Data entries for graphics:

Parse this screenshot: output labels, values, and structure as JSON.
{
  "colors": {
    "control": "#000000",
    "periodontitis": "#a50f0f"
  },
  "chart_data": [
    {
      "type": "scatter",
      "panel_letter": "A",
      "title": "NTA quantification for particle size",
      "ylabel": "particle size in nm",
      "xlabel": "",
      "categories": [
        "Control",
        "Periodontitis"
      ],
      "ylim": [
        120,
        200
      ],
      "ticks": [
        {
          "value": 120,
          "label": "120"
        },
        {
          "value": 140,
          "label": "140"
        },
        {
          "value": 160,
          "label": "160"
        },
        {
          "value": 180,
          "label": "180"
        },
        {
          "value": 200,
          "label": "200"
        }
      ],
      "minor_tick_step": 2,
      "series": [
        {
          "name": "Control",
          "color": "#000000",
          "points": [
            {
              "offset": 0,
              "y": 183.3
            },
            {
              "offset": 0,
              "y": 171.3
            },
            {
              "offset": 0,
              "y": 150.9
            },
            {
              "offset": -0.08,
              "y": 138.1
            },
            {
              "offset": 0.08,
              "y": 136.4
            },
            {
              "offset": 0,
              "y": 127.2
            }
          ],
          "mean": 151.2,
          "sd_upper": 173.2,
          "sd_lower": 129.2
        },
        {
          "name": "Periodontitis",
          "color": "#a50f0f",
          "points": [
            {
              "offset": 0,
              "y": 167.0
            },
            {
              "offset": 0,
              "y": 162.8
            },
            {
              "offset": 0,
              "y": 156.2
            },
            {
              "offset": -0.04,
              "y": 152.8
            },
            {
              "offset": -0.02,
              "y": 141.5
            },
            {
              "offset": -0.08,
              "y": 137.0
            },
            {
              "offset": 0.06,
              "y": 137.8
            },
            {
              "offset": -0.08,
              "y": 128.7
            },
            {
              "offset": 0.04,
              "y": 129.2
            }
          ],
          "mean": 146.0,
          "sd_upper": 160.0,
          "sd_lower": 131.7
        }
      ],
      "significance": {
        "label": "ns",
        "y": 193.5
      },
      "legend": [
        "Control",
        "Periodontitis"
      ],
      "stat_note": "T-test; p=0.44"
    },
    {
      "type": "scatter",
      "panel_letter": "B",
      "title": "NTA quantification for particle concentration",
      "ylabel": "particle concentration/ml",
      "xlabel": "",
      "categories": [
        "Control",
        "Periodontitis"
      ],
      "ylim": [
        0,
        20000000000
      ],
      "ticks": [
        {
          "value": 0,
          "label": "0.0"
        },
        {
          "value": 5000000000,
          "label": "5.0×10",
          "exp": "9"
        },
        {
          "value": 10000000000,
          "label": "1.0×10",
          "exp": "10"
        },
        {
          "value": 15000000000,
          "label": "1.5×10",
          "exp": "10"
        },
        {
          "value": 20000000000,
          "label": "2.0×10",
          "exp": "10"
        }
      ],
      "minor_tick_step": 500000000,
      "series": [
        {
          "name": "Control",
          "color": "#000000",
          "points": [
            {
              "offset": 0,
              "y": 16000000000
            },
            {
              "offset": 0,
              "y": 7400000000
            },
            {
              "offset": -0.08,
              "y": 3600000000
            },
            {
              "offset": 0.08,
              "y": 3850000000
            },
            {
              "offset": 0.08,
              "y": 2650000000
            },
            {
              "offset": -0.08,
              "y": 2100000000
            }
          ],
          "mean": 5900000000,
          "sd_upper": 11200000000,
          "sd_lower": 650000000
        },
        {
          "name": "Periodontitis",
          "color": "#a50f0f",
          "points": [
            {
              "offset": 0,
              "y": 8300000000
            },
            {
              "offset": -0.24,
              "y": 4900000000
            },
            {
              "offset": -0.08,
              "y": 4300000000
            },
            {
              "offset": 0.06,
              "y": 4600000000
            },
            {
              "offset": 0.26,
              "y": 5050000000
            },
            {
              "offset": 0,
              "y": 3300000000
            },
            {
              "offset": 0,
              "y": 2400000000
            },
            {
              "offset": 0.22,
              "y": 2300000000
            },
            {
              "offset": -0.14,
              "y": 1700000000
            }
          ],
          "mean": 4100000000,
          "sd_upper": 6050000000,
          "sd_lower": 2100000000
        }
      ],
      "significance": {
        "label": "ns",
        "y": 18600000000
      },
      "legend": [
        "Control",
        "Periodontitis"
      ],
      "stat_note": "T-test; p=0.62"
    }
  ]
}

Task:
Retype the listing exactly, in full.

Result for this task:
Parse this screenshot: output labels, values, and structure as JSON.
{
  "colors": {
    "control": "#000000",
    "periodontitis": "#a50f0f"
  },
  "chart_data": [
    {
      "type": "scatter",
      "panel_letter": "A",
      "title": "NTA quantification for particle size",
      "ylabel": "particle size in nm",
      "xlabel": "",
      "categories": [
        "Control",
        "Periodontitis"
      ],
      "ylim": [
        120,
        200
      ],
      "ticks": [
        {
          "value": 120,
          "label": "120"
        },
        {
          "value": 140,
          "label": "140"
        },
        {
          "value": 160,
          "label": "160"
        },
        {
          "value": 180,
          "label": "180"
        },
        {
          "value": 200,
          "label": "200"
        }
      ],
      "minor_tick_step": 2,
      "series": [
        {
          "name": "Control",
          "color": "#000000",
          "points": [
            {
              "offset": 0,
              "y": 183.3
            },
            {
              "offset": 0,
              "y": 171.3
            },
            {
              "offset": 0,
              "y": 150.9
            },
            {
              "offset": -0.08,
              "y": 138.1
            },
            {
              "offset": 0.08,
              "y": 136.4
            },
            {
              "offset": 0,
              "y": 127.2
            }
          ],
          "mean": 151.2,
          "sd_upper": 173.2,
          "sd_lower": 129.2
        },
        {
          "name": "Periodontitis",
          "color": "#a50f0f",
          "points": [
            {
              "offset": 0,
              "y": 167.0
            },
            {
              "offset": 0,
              "y": 162.8
            },
            {
              "offset": 0,
              "y": 156.2
            },
            {
              "offset": -0.04,
              "y": 152.8
            },
            {
              "offset": -0.02,
              "y": 141.5
            },
            {
              "offset": -0.08,
              "y": 137.0
            },
            {
              "offset": 0.06,
              "y": 137.8
            },
            {
              "offset": -0.08,
              "y": 128.7
            },
            {
              "offset": 0.04,
              "y": 129.2
            }
          ],
          "mean": 146.0,
          "sd_upper": 160.0,
          "sd_lower": 131.7
        }
      ],
      "significance": {
        "label": "ns",
        "y": 193.5
      },
      "legend": [
        "Control",
        "Periodontitis"
      ],
      "stat_note": "T-test; p=0.44"
    },
    {
      "type": "scatter",
      "panel_letter": "B",
      "title": "NTA quantification for particle concentration",
      "ylabel": "particle concentration/ml",
      "xlabel": "",
      "categories": [
        "Control",
        "Periodontitis"
      ],
      "ylim": [
        0,
        20000000000
      ],
      "ticks": [
        {
          "value": 0,
          "label": "0.0"
        },
        {
          "value": 5000000000,
          "label": "5.0×10",
          "exp": "9"
        },
        {
          "value": 10000000000,
          "label": "1.0×10",
          "exp": "10"
        },
        {
          "value": 15000000000,
          "label": "1.5×10",
          "exp": "10"
        },
        {
          "value": 20000000000,
          "label": "2.0×10",
          "exp": "10"
        }
      ],
      "minor_tick_step": 500000000,
      "series": [
        {
          "name": "Control",
          "color": "#000000",
          "points": [
            {
              "offset": 0,
              "y": 16000000000
            },
            {
              "offset": 0,
              "y": 7400000000
            },
            {
              "offset": -0.08,
              "y": 3600000000
            },
            {
              "offset": 0.08,
              "y": 3850000000
            },
            {
              "offset": 0.08,
              "y": 2650000000
            },
            {
              "offset": -0.08,
              "y": 2100000000
            }
          ],
          "mean": 5900000000,
          "sd_upper": 11200000000,
          "sd_lower": 650000000
        },
        {
          "name": "Periodontitis",
          "color": "#a50f0f",
          "points": [
            {
              "offset": 0,
              "y": 8300000000
            },
            {
              "offset": -0.24,
              "y": 4900000000
            },
            {
              "offset": -0.08,
              "y": 4300000000
            },
            {
              "offset": 0.06,
              "y": 4600000000
            },
            {
              "offset": 0.26,
              "y": 5050000000
            },
            {
              "offset": 0,
              "y": 3300000000
            },
            {
              "offset": 0,
              "y": 2400000000
            },
            {
              "offset": 0.22,
              "y": 2300000000
            },
            {
              "offset": -0.14,
              "y": 1700000000
            }
          ],
          "mean": 4100000000,
          "sd_upper": 6050000000,
          "sd_lower": 2100000000
        }
      ],
      "significance": {
        "label": "ns",
        "y": 18600000000
      },
      "legend": [
        "Control",
        "Periodontitis"
      ],
      "stat_note": "T-test; p=0.62"
    }
  ]
}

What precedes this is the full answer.